STORED ROWS
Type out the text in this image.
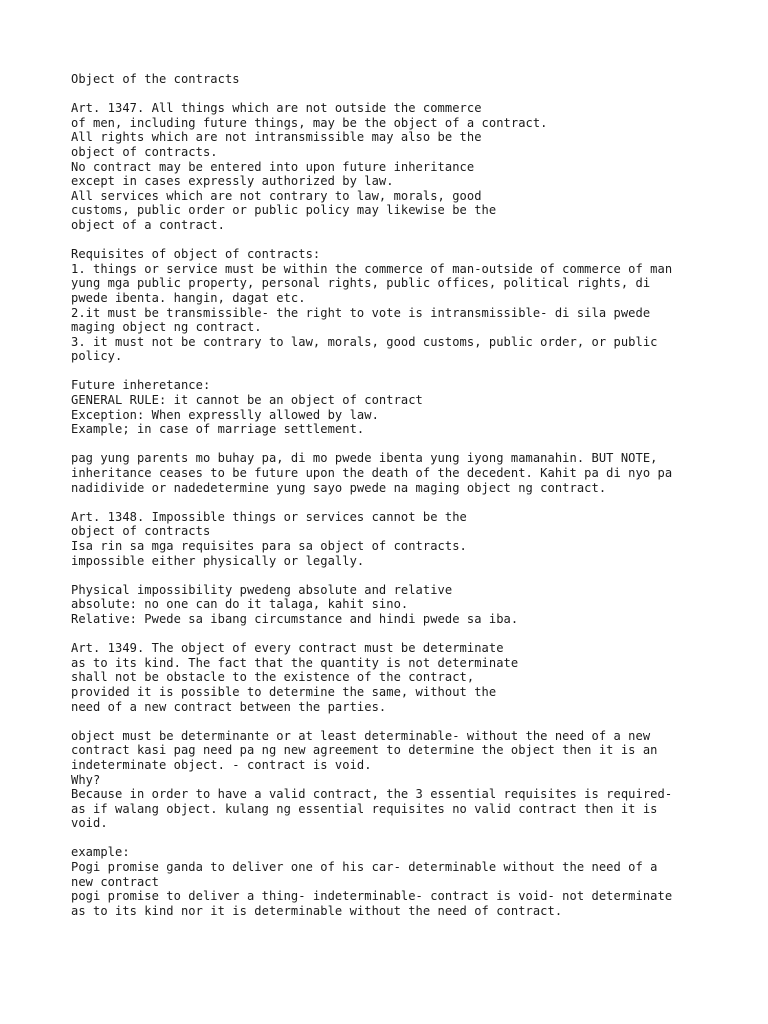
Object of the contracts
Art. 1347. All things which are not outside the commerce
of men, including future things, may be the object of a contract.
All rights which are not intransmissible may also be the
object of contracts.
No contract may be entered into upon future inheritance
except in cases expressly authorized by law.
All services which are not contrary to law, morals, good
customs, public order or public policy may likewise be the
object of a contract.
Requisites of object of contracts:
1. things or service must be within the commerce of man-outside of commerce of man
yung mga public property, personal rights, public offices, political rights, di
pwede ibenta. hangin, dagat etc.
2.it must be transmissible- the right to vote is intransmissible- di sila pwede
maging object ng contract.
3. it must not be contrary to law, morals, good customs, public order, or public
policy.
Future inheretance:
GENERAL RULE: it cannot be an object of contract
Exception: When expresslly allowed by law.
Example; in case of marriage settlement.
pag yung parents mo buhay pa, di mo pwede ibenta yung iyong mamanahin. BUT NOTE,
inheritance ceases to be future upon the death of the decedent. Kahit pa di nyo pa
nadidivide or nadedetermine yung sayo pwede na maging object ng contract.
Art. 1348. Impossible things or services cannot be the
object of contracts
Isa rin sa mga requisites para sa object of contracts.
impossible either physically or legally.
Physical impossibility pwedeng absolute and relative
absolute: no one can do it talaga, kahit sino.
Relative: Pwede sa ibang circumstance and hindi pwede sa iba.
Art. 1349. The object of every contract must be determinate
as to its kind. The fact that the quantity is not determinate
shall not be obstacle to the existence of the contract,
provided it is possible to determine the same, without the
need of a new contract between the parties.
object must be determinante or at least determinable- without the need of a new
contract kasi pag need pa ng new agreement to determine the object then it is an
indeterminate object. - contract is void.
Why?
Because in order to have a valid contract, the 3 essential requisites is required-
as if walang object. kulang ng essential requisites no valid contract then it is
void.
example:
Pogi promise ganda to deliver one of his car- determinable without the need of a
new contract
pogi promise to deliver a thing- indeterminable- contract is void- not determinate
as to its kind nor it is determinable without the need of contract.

---

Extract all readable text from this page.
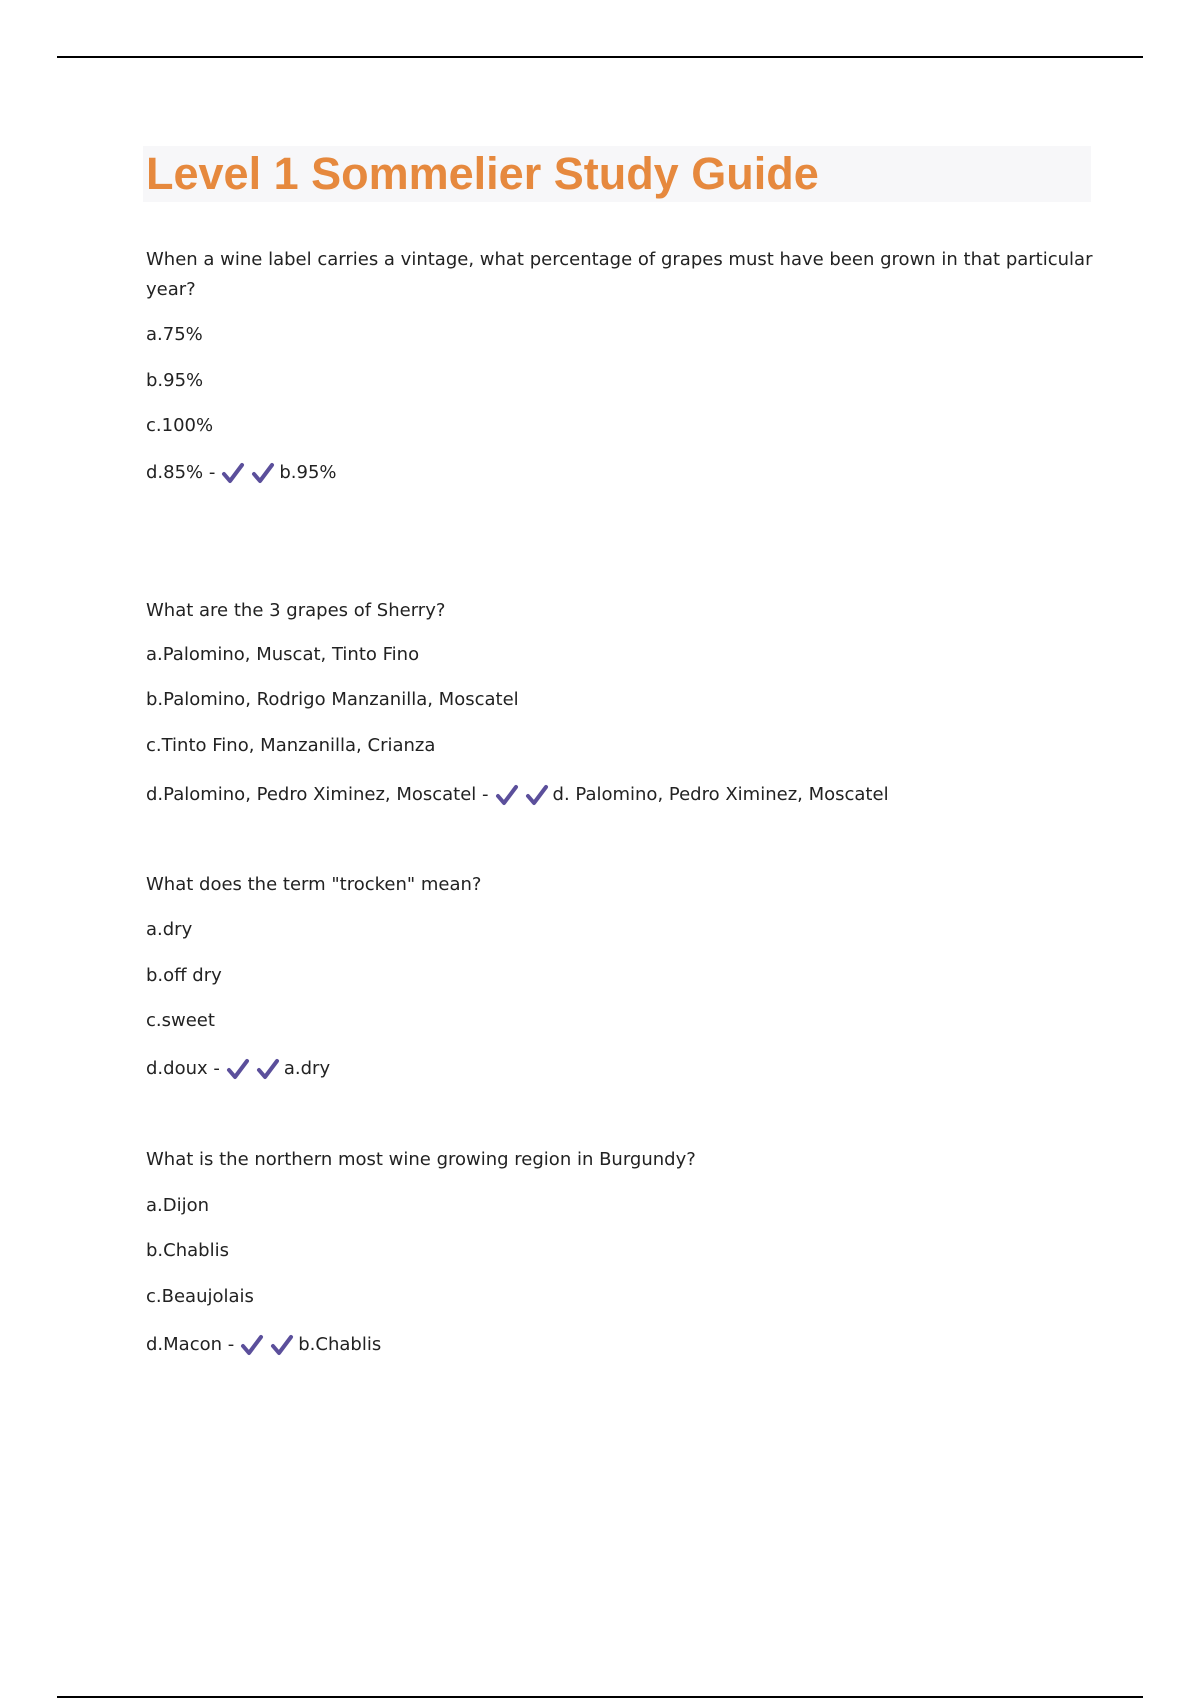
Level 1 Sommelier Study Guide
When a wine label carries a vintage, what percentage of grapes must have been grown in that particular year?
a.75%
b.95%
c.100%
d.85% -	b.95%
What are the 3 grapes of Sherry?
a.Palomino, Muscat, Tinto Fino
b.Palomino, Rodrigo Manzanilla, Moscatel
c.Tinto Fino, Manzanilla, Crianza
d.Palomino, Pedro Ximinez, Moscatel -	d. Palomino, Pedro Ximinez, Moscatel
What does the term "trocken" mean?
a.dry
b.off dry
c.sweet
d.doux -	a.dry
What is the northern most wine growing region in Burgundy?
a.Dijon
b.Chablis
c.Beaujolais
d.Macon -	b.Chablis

WRITTEN REQUEST
State the number of lines holding the word "Manzanilla" in the listing. Add nothing else.

ANSWER TO THIS PROBLEM
2